List all lines of the data that include the string "Newfoundland".

>> start DATA EXCERPTS

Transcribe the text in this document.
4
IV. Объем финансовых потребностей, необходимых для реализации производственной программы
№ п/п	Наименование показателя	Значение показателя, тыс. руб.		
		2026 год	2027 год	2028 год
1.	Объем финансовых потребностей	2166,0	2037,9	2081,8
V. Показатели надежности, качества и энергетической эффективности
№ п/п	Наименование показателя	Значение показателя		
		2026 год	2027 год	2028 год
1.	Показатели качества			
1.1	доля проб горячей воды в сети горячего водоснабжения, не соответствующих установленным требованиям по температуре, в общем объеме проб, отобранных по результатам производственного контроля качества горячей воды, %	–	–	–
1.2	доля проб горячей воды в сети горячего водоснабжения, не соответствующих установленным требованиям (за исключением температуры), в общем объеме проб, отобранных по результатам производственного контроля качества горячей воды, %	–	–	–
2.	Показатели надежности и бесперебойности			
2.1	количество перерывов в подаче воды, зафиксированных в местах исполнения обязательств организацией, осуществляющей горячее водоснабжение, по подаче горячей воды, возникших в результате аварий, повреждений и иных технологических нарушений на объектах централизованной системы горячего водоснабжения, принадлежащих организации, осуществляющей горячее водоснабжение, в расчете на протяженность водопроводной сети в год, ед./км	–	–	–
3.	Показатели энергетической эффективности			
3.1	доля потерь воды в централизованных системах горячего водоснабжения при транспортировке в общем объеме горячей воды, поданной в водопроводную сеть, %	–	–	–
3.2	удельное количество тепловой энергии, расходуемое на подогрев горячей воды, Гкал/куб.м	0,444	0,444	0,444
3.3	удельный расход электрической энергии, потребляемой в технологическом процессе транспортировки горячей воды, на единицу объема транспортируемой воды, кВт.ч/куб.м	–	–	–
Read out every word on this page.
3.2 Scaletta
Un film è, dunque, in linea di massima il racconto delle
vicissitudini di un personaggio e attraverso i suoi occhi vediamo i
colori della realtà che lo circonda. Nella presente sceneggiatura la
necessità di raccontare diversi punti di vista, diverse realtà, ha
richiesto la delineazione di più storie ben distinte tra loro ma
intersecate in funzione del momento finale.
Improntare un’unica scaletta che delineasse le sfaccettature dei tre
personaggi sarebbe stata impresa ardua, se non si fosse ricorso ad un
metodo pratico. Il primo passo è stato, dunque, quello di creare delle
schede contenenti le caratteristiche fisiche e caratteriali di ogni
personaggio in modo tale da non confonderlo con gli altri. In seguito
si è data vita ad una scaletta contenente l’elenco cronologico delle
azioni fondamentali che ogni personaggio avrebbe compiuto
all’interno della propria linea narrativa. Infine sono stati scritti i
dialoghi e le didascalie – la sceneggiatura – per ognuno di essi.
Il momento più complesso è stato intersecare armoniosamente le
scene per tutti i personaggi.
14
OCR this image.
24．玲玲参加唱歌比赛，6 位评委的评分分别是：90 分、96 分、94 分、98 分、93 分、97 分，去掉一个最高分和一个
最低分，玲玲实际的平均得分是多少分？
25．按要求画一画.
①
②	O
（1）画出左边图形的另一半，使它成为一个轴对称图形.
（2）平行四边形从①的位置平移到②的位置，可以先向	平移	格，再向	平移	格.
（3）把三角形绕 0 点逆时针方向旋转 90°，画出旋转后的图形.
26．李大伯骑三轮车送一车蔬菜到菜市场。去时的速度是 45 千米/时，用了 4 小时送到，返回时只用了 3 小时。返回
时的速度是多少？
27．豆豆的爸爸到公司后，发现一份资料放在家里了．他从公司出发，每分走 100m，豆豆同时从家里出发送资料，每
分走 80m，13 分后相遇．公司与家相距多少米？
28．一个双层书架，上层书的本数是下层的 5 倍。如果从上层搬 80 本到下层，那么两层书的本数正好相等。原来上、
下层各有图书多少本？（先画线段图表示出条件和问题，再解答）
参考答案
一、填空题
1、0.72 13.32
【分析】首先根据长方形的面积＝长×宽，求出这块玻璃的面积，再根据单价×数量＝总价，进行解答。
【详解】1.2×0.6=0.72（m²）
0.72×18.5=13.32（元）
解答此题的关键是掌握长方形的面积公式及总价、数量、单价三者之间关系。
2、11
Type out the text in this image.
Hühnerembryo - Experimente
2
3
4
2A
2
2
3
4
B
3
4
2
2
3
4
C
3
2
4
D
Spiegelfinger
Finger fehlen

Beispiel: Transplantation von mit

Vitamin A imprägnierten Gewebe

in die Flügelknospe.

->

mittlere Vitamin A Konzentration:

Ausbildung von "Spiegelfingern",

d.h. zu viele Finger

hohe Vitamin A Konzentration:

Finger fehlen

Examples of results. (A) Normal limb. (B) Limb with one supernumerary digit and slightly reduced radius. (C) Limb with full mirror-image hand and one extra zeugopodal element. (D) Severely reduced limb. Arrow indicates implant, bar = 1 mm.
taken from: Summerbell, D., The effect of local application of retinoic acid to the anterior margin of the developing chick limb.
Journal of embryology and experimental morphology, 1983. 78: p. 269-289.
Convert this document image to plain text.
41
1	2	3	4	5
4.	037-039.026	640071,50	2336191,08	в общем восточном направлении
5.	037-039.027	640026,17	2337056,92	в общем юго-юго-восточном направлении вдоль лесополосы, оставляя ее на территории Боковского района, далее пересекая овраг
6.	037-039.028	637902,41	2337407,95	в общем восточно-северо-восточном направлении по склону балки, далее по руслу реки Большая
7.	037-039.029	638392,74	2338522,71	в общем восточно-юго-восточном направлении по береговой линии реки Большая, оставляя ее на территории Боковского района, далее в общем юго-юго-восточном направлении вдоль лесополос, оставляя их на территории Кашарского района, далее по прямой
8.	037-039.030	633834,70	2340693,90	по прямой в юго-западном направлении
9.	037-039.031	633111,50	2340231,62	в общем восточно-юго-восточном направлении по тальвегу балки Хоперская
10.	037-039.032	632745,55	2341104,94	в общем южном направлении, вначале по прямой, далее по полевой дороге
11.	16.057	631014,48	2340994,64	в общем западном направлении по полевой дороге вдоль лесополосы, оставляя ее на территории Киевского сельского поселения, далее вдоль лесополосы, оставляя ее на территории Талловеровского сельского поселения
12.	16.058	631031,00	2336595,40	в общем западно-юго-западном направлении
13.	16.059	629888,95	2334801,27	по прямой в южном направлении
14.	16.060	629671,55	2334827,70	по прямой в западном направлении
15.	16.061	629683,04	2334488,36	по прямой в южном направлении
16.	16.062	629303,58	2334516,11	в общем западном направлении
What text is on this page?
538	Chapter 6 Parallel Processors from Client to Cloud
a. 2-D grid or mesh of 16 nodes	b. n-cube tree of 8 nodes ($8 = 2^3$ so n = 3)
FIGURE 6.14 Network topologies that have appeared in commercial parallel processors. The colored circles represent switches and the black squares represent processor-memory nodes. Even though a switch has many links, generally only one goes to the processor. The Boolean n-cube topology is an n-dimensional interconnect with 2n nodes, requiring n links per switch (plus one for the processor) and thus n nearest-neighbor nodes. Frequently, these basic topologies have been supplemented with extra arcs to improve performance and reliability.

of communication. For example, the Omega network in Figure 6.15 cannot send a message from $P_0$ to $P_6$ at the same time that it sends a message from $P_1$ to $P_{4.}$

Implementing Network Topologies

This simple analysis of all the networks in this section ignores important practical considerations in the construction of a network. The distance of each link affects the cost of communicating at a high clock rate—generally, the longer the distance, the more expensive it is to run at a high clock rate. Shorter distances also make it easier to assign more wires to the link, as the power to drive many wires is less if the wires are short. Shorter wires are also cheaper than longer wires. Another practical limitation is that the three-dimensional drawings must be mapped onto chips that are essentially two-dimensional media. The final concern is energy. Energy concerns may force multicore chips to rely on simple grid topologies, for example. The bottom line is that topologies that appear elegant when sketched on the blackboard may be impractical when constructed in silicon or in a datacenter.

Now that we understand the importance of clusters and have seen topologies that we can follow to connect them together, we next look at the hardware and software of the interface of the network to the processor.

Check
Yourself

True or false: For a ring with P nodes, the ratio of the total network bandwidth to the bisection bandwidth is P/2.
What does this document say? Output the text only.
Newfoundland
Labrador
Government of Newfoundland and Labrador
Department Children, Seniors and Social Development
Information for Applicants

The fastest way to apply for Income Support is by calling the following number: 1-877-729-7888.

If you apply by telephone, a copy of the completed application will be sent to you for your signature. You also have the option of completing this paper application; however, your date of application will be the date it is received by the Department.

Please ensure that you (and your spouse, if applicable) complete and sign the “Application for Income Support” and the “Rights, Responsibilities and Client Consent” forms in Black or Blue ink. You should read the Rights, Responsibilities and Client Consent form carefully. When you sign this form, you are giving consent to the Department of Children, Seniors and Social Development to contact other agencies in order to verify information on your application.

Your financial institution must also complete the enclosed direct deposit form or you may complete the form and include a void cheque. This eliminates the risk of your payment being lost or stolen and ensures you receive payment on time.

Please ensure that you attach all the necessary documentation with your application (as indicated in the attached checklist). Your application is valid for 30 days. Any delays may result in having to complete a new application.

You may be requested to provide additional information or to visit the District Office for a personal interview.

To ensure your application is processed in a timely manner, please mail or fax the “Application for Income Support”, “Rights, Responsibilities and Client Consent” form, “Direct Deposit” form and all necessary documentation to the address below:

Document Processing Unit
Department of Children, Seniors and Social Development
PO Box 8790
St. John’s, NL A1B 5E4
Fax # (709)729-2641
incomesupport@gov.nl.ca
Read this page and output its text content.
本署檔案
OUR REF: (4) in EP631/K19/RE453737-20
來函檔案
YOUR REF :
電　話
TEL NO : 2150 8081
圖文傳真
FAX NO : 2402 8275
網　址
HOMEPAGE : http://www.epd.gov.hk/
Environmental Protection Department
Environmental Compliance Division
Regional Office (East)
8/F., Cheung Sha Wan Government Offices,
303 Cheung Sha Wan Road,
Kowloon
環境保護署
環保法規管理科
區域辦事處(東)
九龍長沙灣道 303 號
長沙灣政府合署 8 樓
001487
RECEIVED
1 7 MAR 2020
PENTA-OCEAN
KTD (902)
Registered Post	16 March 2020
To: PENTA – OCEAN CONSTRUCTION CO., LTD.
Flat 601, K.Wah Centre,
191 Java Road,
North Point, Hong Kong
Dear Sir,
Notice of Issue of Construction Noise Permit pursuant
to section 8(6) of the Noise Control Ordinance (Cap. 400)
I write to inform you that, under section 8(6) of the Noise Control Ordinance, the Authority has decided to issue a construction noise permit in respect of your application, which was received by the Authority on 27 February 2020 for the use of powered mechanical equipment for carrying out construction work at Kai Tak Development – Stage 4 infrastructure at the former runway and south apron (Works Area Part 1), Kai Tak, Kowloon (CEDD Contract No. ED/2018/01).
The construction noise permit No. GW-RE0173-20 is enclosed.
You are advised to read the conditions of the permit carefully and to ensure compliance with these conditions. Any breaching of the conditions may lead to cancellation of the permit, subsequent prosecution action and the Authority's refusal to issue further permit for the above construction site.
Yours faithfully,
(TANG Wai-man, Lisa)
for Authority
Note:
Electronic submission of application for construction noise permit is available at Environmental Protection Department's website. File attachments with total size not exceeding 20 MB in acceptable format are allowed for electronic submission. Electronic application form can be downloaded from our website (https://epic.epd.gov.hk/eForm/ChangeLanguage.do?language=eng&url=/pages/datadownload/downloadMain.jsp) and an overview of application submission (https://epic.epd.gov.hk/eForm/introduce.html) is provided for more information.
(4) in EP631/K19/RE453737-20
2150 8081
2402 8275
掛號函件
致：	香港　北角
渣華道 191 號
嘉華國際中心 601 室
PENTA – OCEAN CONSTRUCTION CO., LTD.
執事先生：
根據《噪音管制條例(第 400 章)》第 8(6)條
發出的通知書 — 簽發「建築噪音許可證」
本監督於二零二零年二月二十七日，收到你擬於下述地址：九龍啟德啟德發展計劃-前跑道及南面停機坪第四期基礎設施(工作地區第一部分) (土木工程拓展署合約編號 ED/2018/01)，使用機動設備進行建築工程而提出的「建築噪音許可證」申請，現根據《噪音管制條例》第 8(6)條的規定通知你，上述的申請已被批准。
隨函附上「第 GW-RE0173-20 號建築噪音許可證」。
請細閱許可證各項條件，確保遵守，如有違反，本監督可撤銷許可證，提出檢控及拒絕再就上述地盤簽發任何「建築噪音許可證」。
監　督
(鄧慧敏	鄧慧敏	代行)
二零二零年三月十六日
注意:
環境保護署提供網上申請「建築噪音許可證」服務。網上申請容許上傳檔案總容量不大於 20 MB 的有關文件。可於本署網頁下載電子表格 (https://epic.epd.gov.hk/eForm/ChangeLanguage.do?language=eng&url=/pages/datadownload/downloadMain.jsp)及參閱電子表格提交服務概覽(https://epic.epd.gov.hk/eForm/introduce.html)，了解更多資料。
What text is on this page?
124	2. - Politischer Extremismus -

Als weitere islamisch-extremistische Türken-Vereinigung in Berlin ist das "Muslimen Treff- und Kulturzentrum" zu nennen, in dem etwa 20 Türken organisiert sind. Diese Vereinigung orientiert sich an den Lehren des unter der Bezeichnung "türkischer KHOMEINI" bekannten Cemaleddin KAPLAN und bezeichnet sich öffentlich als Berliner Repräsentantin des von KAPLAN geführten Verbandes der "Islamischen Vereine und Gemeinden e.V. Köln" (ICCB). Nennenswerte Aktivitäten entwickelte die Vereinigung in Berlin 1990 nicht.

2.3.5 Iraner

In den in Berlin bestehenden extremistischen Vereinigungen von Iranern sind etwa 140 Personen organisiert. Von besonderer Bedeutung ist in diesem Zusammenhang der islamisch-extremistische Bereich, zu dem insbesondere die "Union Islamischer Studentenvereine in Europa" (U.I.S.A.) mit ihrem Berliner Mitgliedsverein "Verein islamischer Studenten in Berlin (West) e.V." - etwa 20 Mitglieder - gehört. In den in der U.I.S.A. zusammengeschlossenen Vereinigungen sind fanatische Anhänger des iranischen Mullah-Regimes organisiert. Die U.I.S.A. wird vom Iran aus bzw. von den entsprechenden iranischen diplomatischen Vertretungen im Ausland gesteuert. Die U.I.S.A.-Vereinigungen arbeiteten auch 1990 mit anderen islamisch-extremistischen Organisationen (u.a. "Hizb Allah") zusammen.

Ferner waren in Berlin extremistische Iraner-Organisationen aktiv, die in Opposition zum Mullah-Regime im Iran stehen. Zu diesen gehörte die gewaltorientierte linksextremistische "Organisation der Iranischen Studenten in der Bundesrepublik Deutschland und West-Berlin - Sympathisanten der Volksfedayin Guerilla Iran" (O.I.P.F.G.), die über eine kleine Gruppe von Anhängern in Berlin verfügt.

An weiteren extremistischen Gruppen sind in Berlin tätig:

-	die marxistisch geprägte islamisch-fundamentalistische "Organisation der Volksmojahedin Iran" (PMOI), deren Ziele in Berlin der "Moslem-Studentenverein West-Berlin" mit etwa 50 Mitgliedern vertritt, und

>> end DATA EXCERPTS

* _RIGHT ANSWER_
Newfoundland
Government of Newfoundland and Labrador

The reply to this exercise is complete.